Start of SOURCE RECORDS

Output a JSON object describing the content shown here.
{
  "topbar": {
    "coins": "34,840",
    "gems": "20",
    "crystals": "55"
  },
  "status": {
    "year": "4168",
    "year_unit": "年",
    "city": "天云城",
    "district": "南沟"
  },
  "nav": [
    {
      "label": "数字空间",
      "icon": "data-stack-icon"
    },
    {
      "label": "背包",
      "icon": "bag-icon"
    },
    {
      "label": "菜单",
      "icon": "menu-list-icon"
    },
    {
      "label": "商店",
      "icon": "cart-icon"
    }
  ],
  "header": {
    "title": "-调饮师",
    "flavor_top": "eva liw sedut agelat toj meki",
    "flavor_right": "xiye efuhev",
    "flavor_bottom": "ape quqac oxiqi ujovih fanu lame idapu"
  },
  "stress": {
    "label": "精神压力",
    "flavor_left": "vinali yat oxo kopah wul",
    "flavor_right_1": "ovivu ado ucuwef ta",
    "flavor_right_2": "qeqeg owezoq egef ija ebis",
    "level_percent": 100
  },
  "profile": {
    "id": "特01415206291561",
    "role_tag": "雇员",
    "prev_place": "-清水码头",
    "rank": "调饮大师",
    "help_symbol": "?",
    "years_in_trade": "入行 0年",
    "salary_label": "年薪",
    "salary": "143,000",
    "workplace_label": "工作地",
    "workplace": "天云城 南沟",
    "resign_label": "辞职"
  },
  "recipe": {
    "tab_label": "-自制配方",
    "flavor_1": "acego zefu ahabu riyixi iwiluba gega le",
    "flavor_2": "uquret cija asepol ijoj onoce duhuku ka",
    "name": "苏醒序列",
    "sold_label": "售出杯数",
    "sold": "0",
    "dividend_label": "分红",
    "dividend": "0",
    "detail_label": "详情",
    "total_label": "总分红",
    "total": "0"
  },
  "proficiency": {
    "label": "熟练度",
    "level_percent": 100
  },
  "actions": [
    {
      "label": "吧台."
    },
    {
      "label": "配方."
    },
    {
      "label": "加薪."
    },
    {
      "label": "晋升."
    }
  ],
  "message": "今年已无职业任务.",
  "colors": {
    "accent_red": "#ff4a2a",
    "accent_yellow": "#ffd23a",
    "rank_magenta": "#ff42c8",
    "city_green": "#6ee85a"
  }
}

End of SOURCE RECORDS

REQUEST
Return every entry verbatim.

CORRECT RESPONSE
Output a JSON object describing the content shown here.
{
  "topbar": {
    "coins": "34,840",
    "gems": "20",
    "crystals": "55"
  },
  "status": {
    "year": "4168",
    "year_unit": "年",
    "city": "天云城",
    "district": "南沟"
  },
  "nav": [
    {
      "label": "数字空间",
      "icon": "data-stack-icon"
    },
    {
      "label": "背包",
      "icon": "bag-icon"
    },
    {
      "label": "菜单",
      "icon": "menu-list-icon"
    },
    {
      "label": "商店",
      "icon": "cart-icon"
    }
  ],
  "header": {
    "title": "-调饮师",
    "flavor_top": "eva liw sedut agelat toj meki",
    "flavor_right": "xiye efuhev",
    "flavor_bottom": "ape quqac oxiqi ujovih fanu lame idapu"
  },
  "stress": {
    "label": "精神压力",
    "flavor_left": "vinali yat oxo kopah wul",
    "flavor_right_1": "ovivu ado ucuwef ta",
    "flavor_right_2": "qeqeg owezoq egef ija ebis",
    "level_percent": 100
  },
  "profile": {
    "id": "特01415206291561",
    "role_tag": "雇员",
    "prev_place": "-清水码头",
    "rank": "调饮大师",
    "help_symbol": "?",
    "years_in_trade": "入行 0年",
    "salary_label": "年薪",
    "salary": "143,000",
    "workplace_label": "工作地",
    "workplace": "天云城 南沟",
    "resign_label": "辞职"
  },
  "recipe": {
    "tab_label": "-自制配方",
    "flavor_1": "acego zefu ahabu riyixi iwiluba gega le",
    "flavor_2": "uquret cija asepol ijoj onoce duhuku ka",
    "name": "苏醒序列",
    "sold_label": "售出杯数",
    "sold": "0",
    "dividend_label": "分红",
    "dividend": "0",
    "detail_label": "详情",
    "total_label": "总分红",
    "total": "0"
  },
  "proficiency": {
    "label": "熟练度",
    "level_percent": 100
  },
  "actions": [
    {
      "label": "吧台."
    },
    {
      "label": "配方."
    },
    {
      "label": "加薪."
    },
    {
      "label": "晋升."
    }
  ],
  "message": "今年已无职业任务.",
  "colors": {
    "accent_red": "#ff4a2a",
    "accent_yellow": "#ffd23a",
    "rank_magenta": "#ff42c8",
    "city_green": "#6ee85a"
  }
}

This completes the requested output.